Exercise goal.
Find the string "Republic" in the data, then copy every line where it is found.

Entries.
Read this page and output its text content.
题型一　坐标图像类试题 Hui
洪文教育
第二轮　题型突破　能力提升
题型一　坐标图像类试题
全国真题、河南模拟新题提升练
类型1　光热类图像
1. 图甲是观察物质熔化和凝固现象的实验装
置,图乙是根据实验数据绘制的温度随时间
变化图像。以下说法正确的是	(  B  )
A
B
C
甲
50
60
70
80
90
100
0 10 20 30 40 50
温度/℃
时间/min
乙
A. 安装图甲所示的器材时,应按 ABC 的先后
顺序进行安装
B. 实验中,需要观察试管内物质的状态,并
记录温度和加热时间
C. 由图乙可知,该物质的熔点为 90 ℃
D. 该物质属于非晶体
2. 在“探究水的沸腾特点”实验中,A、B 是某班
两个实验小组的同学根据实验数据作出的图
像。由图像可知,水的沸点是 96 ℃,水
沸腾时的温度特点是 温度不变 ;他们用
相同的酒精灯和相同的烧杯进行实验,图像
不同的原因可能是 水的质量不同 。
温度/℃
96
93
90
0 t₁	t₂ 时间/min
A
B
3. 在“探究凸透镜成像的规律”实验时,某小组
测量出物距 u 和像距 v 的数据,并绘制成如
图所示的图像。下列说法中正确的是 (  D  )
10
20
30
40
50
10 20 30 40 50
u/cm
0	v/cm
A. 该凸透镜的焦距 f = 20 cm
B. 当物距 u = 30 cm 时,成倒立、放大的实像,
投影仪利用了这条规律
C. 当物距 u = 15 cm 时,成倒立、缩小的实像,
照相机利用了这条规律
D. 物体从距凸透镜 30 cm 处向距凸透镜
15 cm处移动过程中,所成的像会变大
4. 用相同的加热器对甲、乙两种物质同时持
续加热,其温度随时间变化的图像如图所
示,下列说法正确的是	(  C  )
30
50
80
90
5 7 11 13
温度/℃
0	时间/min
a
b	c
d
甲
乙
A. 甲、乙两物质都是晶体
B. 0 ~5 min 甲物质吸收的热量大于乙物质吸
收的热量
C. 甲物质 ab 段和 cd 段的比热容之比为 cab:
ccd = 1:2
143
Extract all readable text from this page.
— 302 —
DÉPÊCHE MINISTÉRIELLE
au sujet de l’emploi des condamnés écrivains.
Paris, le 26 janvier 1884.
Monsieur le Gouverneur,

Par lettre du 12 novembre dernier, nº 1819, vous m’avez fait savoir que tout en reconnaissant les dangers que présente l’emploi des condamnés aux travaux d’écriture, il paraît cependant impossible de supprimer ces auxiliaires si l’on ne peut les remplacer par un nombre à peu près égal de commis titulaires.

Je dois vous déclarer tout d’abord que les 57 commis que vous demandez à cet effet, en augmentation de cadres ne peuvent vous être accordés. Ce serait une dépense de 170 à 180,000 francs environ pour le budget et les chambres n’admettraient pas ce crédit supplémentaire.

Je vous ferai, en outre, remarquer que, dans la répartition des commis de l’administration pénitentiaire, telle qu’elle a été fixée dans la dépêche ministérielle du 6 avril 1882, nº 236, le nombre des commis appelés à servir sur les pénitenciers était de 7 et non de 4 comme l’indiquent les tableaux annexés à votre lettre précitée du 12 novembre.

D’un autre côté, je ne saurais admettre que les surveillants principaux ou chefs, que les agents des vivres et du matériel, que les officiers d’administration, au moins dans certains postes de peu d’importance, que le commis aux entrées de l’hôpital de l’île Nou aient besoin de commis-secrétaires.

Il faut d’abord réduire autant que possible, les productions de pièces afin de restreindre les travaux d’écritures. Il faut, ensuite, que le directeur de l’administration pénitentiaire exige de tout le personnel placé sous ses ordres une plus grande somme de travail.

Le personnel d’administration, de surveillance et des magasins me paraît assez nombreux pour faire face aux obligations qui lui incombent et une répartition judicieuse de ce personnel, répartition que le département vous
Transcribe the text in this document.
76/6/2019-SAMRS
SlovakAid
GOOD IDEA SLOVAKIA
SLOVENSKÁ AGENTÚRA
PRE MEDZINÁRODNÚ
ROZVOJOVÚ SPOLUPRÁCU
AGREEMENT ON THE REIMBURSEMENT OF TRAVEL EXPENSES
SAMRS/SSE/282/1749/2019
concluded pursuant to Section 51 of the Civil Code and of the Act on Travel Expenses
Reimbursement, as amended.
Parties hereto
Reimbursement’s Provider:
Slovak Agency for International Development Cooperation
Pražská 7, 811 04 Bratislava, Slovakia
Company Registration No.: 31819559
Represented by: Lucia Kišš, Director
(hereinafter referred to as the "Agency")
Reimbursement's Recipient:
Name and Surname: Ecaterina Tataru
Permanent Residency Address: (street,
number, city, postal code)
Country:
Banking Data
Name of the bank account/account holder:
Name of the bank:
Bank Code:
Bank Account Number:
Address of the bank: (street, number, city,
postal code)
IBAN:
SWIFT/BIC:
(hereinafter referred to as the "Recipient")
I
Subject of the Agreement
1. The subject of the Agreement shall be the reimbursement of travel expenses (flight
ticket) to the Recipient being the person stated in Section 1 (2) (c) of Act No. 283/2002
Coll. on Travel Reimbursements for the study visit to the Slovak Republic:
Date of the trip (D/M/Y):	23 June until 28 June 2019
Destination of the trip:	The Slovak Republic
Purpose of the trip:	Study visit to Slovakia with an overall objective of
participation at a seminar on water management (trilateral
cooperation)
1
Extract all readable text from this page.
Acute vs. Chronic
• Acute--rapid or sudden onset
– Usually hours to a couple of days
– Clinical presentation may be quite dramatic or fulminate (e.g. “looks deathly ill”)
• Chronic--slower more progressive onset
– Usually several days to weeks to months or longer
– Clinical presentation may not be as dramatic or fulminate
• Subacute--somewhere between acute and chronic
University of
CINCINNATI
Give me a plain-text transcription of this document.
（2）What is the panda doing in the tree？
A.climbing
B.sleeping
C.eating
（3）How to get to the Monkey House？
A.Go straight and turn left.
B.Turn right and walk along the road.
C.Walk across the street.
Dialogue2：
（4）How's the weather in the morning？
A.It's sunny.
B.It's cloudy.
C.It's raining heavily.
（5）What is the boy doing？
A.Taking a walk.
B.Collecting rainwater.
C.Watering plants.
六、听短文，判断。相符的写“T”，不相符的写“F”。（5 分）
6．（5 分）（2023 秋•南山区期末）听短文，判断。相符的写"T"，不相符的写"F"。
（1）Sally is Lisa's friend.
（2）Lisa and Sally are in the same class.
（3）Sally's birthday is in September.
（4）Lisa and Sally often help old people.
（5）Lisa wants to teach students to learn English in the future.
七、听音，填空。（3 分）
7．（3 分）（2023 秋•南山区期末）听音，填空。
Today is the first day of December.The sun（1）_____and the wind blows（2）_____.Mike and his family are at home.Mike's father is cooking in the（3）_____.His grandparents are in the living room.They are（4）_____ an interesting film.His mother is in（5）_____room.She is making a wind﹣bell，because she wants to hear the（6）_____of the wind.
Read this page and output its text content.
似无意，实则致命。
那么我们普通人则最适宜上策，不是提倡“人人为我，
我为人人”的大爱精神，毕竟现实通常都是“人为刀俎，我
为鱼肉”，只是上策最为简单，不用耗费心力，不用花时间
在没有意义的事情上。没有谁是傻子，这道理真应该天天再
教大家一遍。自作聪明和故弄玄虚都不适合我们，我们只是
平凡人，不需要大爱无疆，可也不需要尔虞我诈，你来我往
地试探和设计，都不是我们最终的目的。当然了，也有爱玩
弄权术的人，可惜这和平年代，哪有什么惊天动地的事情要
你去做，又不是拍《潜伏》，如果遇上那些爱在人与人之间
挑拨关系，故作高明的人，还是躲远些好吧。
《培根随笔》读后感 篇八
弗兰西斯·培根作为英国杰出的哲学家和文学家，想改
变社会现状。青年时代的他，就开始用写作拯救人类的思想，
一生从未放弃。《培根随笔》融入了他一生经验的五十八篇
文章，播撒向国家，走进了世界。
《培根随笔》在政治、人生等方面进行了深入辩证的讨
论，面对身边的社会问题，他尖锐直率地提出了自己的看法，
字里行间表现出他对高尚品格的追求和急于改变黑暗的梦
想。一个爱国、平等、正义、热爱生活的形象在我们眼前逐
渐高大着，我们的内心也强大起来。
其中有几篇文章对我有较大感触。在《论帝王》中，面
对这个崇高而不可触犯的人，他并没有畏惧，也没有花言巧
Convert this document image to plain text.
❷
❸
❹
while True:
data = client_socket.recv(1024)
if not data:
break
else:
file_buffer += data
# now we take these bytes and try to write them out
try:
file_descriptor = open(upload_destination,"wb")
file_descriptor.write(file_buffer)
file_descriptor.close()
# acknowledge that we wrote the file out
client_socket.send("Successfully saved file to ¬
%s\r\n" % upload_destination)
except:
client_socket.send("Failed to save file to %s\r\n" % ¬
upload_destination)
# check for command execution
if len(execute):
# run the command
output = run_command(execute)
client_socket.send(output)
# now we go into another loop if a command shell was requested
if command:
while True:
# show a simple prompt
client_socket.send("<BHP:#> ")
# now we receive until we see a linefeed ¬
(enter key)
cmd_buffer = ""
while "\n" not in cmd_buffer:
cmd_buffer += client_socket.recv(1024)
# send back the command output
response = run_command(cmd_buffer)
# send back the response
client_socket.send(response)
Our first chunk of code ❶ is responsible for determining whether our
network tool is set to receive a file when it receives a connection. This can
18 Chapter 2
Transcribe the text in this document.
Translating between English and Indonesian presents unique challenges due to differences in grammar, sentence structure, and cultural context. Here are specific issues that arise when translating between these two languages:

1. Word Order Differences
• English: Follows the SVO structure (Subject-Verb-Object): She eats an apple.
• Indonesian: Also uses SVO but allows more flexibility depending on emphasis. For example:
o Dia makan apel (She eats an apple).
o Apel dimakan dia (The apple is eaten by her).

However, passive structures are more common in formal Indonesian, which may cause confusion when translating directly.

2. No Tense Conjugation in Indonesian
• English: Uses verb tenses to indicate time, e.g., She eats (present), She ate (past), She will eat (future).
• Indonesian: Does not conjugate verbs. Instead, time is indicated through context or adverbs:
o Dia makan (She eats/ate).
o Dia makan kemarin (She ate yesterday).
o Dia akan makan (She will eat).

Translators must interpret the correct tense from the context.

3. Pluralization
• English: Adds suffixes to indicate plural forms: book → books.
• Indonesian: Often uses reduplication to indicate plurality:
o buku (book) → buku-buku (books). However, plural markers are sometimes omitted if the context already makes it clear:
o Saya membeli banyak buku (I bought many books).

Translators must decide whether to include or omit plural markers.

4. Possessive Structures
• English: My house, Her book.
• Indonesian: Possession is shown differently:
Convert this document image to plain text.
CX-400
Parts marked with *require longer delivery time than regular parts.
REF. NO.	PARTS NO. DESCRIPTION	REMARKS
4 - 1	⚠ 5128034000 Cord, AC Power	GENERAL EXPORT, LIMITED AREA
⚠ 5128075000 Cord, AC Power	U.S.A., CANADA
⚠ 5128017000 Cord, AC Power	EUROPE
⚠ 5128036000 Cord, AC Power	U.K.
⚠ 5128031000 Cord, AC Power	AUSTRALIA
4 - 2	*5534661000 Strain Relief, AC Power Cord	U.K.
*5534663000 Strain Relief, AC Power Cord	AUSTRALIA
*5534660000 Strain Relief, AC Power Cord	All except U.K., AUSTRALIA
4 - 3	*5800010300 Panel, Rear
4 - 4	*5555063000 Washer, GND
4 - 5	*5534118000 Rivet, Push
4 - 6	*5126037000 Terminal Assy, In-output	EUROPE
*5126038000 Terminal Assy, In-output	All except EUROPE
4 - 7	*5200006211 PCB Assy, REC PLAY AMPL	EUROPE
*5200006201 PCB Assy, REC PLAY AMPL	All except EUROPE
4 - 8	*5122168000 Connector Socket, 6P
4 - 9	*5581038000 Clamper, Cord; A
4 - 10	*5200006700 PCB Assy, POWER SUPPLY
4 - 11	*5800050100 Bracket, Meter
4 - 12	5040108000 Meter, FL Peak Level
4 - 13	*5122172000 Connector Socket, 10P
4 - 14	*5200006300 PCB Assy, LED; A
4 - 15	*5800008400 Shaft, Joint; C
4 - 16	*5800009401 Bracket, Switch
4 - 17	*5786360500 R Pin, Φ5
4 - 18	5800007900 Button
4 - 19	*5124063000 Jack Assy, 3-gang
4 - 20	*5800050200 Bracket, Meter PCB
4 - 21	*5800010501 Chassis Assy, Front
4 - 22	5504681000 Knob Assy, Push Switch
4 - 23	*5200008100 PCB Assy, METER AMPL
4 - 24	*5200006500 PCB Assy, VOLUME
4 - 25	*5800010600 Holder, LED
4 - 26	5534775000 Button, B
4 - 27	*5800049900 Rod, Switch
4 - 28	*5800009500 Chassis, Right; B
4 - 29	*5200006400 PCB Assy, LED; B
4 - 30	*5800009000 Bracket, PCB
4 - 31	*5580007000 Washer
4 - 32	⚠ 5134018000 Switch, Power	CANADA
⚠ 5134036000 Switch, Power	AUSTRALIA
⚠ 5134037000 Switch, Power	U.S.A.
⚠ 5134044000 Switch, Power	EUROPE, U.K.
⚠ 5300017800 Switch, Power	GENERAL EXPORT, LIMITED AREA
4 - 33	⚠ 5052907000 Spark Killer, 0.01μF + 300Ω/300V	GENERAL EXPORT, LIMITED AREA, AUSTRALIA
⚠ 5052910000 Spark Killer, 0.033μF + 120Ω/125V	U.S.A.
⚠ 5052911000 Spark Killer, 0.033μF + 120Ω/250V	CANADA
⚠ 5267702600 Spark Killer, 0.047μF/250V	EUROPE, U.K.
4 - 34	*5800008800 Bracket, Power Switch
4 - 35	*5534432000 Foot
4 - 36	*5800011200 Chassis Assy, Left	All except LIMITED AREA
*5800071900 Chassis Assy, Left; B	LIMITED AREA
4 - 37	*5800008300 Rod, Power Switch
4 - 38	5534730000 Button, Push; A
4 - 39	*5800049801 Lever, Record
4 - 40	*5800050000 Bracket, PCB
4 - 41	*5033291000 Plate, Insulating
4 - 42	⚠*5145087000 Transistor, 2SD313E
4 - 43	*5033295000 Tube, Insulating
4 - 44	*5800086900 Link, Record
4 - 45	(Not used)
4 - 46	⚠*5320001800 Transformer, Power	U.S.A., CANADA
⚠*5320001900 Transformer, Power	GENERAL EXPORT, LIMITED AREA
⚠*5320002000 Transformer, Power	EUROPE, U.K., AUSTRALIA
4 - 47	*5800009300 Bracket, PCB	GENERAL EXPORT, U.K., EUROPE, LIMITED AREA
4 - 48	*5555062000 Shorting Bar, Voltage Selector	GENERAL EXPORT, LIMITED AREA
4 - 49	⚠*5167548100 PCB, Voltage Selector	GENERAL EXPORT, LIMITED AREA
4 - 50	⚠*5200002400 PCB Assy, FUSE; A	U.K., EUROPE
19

Correct answer.
Coll. on Travel Reimbursements for the study visit to the Slovak Republic:
Destination of the trip:	The Slovak Republic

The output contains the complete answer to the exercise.